- **WHAT TO PRODUCE**
Give every entry again, word for word.

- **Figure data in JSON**
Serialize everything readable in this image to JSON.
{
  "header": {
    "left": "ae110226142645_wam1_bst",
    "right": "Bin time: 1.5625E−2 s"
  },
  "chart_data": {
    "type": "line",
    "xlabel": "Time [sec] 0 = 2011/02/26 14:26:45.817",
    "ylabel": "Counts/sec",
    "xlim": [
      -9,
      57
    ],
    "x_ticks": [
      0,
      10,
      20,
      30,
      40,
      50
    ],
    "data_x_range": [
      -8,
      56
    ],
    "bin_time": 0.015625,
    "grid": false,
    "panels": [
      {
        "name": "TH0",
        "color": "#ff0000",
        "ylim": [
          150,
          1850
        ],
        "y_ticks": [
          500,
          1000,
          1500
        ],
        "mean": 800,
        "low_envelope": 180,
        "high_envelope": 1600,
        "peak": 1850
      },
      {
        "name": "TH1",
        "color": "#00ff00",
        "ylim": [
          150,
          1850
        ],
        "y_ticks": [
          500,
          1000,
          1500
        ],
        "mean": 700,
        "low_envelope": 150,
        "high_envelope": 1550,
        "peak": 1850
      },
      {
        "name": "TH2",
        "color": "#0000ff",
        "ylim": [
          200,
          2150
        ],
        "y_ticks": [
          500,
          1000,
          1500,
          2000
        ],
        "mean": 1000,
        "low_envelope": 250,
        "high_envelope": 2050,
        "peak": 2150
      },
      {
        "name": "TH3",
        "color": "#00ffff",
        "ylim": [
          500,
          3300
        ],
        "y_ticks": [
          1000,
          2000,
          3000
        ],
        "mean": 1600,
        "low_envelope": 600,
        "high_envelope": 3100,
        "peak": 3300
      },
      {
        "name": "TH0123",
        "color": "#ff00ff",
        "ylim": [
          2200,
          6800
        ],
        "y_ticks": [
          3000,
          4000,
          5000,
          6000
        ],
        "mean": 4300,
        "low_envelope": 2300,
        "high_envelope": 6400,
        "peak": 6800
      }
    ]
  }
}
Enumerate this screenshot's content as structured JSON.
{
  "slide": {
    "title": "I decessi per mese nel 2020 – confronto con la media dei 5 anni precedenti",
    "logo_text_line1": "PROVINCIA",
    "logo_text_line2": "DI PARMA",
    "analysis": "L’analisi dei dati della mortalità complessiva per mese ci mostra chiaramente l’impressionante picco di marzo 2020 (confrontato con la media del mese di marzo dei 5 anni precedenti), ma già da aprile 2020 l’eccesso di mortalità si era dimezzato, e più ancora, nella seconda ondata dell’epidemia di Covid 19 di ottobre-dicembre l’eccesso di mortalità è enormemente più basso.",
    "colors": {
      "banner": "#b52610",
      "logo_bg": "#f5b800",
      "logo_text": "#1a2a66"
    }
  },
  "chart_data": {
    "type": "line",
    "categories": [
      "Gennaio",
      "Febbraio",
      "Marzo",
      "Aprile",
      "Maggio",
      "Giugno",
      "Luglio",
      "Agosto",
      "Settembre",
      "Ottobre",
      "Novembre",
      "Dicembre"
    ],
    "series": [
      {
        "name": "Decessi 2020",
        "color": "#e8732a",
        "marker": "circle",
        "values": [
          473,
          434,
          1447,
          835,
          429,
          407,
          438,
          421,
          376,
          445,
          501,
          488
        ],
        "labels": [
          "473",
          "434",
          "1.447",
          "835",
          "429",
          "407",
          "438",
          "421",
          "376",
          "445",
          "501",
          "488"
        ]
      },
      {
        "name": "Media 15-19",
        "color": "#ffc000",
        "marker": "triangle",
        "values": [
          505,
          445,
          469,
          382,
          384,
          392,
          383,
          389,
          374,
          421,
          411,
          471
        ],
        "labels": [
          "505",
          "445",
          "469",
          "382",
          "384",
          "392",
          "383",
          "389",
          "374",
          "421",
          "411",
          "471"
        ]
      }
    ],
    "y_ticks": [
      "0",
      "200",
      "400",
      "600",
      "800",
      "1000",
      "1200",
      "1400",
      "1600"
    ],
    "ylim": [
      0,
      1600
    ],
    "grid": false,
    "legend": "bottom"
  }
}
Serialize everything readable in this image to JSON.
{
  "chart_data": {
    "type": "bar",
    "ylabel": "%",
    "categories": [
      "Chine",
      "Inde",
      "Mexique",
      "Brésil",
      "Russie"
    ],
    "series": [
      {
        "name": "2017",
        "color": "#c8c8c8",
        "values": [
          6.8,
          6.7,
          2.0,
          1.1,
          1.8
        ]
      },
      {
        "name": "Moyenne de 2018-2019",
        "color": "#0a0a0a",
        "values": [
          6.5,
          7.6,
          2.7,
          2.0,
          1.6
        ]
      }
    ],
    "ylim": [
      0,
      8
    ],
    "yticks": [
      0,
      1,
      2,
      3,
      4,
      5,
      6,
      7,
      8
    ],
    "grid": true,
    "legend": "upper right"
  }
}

- **EXERCISE RESPONSE**
Serialize everything readable in this image to JSON.
{
  "header": {
    "left": "ae110226142645_wam1_bst",
    "right": "Bin time: 1.5625E−2 s"
  },
  "chart_data": {
    "type": "line",
    "xlabel": "Time [sec] 0 = 2011/02/26 14:26:45.817",
    "ylabel": "Counts/sec",
    "xlim": [
      -9,
      57
    ],
    "x_ticks": [
      0,
      10,
      20,
      30,
      40,
      50
    ],
    "data_x_range": [
      -8,
      56
    ],
    "bin_time": 0.015625,
    "grid": false,
    "panels": [
      {
        "name": "TH0",
        "color": "#ff0000",
        "ylim": [
          150,
          1850
        ],
        "y_ticks": [
          500,
          1000,
          1500
        ],
        "mean": 800,
        "low_envelope": 180,
        "high_envelope": 1600,
        "peak": 1850
      },
      {
        "name": "TH1",
        "color": "#00ff00",
        "ylim": [
          150,
          1850
        ],
        "y_ticks": [
          500,
          1000,
          1500
        ],
        "mean": 700,
        "low_envelope": 150,
        "high_envelope": 1550,
        "peak": 1850
      },
      {
        "name": "TH2",
        "color": "#0000ff",
        "ylim": [
          200,
          2150
        ],
        "y_ticks": [
          500,
          1000,
          1500,
          2000
        ],
        "mean": 1000,
        "low_envelope": 250,
        "high_envelope": 2050,
        "peak": 2150
      },
      {
        "name": "TH3",
        "color": "#00ffff",
        "ylim": [
          500,
          3300
        ],
        "y_ticks": [
          1000,
          2000,
          3000
        ],
        "mean": 1600,
        "low_envelope": 600,
        "high_envelope": 3100,
        "peak": 3300
      },
      {
        "name": "TH0123",
        "color": "#ff00ff",
        "ylim": [
          2200,
          6800
        ],
        "y_ticks": [
          3000,
          4000,
          5000,
          6000
        ],
        "mean": 4300,
        "low_envelope": 2300,
        "high_envelope": 6400,
        "peak": 6800
      }
    ]
  }
}
Enumerate this screenshot's content as structured JSON.
{
  "slide": {
    "title": "I decessi per mese nel 2020 – confronto con la media dei 5 anni precedenti",
    "logo_text_line1": "PROVINCIA",
    "logo_text_line2": "DI PARMA",
    "analysis": "L’analisi dei dati della mortalità complessiva per mese ci mostra chiaramente l’impressionante picco di marzo 2020 (confrontato con la media del mese di marzo dei 5 anni precedenti), ma già da aprile 2020 l’eccesso di mortalità si era dimezzato, e più ancora, nella seconda ondata dell’epidemia di Covid 19 di ottobre-dicembre l’eccesso di mortalità è enormemente più basso.",
    "colors": {
      "banner": "#b52610",
      "logo_bg": "#f5b800",
      "logo_text": "#1a2a66"
    }
  },
  "chart_data": {
    "type": "line",
    "categories": [
      "Gennaio",
      "Febbraio",
      "Marzo",
      "Aprile",
      "Maggio",
      "Giugno",
      "Luglio",
      "Agosto",
      "Settembre",
      "Ottobre",
      "Novembre",
      "Dicembre"
    ],
    "series": [
      {
        "name": "Decessi 2020",
        "color": "#e8732a",
        "marker": "circle",
        "values": [
          473,
          434,
          1447,
          835,
          429,
          407,
          438,
          421,
          376,
          445,
          501,
          488
        ],
        "labels": [
          "473",
          "434",
          "1.447",
          "835",
          "429",
          "407",
          "438",
          "421",
          "376",
          "445",
          "501",
          "488"
        ]
      },
      {
        "name": "Media 15-19",
        "color": "#ffc000",
        "marker": "triangle",
        "values": [
          505,
          445,
          469,
          382,
          384,
          392,
          383,
          389,
          374,
          421,
          411,
          471
        ],
        "labels": [
          "505",
          "445",
          "469",
          "382",
          "384",
          "392",
          "383",
          "389",
          "374",
          "421",
          "411",
          "471"
        ]
      }
    ],
    "y_ticks": [
      "0",
      "200",
      "400",
      "600",
      "800",
      "1000",
      "1200",
      "1400",
      "1600"
    ],
    "ylim": [
      0,
      1600
    ],
    "grid": false,
    "legend": "bottom"
  }
}
Serialize everything readable in this image to JSON.
{
  "chart_data": {
    "type": "bar",
    "ylabel": "%",
    "categories": [
      "Chine",
      "Inde",
      "Mexique",
      "Brésil",
      "Russie"
    ],
    "series": [
      {
        "name": "2017",
        "color": "#c8c8c8",
        "values": [
          6.8,
          6.7,
          2.0,
          1.1,
          1.8
        ]
      },
      {
        "name": "Moyenne de 2018-2019",
        "color": "#0a0a0a",
        "values": [
          6.5,
          7.6,
          2.7,
          2.0,
          1.6
        ]
      }
    ],
    "ylim": [
      0,
      8
    ],
    "yticks": [
      0,
      1,
      2,
      3,
      4,
      5,
      6,
      7,
      8
    ],
    "grid": true,
    "legend": "upper right"
  }
}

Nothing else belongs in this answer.